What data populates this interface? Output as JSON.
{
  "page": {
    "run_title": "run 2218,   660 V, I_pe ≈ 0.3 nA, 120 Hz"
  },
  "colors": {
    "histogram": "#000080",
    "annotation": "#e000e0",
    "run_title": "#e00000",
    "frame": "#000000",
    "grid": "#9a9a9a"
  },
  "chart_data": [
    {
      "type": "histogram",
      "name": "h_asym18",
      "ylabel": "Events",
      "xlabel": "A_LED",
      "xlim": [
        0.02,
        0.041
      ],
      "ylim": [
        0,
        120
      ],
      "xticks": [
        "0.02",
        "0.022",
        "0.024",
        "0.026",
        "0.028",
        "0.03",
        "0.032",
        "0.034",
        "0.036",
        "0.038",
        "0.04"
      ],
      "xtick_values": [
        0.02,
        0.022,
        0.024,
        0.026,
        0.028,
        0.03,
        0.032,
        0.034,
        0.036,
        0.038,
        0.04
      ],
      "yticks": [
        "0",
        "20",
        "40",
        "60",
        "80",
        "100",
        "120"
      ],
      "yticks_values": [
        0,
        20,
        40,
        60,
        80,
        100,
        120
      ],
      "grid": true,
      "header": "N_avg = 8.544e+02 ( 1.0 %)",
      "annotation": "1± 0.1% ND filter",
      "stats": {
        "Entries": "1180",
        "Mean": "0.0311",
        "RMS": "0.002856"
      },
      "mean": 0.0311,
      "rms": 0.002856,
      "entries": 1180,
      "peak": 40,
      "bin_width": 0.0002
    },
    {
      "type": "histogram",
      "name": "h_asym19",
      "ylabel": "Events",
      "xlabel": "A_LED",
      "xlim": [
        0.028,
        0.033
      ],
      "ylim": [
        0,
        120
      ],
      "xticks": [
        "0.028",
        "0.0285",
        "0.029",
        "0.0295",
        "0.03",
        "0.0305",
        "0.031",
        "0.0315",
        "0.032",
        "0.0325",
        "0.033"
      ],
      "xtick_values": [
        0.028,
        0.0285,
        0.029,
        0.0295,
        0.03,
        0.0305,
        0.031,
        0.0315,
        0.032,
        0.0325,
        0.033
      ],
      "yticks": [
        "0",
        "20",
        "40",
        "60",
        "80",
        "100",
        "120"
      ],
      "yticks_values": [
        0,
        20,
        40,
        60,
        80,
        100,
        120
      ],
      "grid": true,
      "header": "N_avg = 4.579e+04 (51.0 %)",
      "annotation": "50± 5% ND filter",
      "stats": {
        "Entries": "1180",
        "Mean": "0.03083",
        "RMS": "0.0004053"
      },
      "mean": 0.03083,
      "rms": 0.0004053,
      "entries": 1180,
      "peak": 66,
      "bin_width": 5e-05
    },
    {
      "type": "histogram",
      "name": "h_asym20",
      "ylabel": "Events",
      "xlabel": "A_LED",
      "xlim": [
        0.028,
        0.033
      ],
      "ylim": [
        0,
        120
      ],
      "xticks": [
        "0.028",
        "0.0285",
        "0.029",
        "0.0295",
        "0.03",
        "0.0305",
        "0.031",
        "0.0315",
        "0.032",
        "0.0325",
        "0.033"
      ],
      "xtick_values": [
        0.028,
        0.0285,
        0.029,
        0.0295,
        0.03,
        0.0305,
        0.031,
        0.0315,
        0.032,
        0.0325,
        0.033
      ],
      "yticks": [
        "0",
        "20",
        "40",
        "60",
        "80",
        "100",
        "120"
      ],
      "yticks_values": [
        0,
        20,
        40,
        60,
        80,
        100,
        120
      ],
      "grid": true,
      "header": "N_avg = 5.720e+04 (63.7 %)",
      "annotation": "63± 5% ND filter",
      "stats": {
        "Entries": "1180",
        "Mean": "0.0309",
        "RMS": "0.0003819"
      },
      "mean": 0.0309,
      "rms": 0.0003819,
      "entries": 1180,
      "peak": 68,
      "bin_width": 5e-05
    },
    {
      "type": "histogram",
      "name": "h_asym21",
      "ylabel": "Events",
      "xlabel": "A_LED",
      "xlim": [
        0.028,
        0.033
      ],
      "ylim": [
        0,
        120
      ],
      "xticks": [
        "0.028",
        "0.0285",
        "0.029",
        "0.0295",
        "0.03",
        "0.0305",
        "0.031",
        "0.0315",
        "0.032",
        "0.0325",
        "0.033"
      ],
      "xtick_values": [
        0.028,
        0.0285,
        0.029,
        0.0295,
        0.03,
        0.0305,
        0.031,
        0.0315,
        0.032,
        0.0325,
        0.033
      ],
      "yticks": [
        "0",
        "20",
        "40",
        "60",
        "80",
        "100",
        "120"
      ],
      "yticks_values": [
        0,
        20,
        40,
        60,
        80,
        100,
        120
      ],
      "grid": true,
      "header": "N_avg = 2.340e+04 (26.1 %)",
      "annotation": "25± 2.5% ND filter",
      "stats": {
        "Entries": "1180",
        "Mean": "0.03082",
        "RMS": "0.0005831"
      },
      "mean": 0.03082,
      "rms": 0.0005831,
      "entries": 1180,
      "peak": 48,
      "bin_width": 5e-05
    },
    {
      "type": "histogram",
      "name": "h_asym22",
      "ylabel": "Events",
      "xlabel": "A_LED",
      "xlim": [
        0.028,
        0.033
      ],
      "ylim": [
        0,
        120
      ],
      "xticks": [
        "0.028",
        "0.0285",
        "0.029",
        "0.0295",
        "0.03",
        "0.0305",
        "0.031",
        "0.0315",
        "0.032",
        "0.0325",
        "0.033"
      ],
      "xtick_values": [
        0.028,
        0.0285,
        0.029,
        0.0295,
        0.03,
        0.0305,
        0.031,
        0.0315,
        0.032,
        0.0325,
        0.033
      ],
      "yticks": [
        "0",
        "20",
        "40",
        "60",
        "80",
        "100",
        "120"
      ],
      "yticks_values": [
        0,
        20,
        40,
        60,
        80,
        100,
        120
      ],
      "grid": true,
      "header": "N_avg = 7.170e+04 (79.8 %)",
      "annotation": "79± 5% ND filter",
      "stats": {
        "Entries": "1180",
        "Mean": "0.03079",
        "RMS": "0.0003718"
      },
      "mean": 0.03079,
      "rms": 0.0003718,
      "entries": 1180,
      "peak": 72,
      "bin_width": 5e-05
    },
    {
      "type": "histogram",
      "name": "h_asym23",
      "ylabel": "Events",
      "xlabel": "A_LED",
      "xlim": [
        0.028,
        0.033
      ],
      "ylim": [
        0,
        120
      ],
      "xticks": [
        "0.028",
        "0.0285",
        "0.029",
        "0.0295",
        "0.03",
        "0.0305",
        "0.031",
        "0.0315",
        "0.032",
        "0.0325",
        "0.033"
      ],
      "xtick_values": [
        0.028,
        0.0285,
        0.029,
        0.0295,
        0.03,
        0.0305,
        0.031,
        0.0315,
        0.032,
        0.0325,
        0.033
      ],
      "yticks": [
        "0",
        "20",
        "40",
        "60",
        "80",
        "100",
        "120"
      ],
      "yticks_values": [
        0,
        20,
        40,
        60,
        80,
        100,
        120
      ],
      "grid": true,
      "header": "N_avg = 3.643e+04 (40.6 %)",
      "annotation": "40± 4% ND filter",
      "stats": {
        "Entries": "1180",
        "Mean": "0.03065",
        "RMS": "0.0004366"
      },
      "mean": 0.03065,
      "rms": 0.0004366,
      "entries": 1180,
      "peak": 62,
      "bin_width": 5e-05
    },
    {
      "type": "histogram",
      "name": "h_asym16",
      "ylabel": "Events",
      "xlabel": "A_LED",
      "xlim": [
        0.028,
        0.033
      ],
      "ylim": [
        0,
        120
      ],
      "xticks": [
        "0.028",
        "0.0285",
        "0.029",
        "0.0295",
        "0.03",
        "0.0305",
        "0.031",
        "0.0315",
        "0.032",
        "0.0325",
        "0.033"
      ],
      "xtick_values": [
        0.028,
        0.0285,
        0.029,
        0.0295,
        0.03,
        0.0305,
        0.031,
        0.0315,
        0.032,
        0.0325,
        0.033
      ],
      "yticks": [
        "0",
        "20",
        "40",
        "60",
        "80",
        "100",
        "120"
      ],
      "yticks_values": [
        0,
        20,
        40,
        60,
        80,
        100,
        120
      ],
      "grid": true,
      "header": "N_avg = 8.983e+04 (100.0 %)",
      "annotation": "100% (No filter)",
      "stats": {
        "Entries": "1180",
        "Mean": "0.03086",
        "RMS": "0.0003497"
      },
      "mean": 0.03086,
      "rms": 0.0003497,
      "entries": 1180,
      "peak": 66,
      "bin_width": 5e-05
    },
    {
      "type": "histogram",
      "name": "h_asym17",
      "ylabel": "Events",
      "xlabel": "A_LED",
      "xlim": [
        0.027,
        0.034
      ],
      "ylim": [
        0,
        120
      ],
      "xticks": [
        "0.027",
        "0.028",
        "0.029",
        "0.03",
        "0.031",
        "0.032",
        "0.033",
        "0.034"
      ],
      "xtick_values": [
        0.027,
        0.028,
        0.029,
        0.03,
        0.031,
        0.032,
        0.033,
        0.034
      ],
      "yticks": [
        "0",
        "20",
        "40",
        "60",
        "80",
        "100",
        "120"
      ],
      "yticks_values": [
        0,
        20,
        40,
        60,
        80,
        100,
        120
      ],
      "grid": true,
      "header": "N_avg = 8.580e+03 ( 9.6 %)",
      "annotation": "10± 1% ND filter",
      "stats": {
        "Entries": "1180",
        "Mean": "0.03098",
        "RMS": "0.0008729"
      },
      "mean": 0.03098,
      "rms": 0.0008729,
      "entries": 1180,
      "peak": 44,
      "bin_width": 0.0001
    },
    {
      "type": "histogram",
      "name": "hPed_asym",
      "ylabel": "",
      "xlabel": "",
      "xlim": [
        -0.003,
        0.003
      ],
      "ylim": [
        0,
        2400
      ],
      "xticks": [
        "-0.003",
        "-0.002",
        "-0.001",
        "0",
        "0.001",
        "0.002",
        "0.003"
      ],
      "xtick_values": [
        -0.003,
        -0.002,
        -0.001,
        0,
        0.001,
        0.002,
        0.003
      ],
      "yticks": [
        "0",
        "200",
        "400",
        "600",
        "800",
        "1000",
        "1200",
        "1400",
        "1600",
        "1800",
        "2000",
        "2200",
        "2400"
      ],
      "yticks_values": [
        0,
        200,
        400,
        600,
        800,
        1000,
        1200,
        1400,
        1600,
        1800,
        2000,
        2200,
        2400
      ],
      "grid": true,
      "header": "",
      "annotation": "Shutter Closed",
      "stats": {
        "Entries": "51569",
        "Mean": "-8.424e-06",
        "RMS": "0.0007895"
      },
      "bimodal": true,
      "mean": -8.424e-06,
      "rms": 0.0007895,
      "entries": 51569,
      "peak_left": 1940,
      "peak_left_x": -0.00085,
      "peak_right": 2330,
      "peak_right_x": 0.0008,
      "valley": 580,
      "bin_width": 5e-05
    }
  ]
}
┄┄┄┄┄┄┄┄┄┄┄┄┄┄┄┄┄┄┄┄
[Your instructions]
Look through the entries above and list every line containing "filter".

[Full response]
      "annotation": "1± 0.1% ND filter",
      "annotation": "50± 5% ND filter",
      "annotation": "63± 5% ND filter",
      "annotation": "25± 2.5% ND filter",
      "annotation": "79± 5% ND filter",
      "annotation": "40± 4% ND filter",
      "annotation": "100% (No filter)",
      "annotation": "10± 1% ND filter",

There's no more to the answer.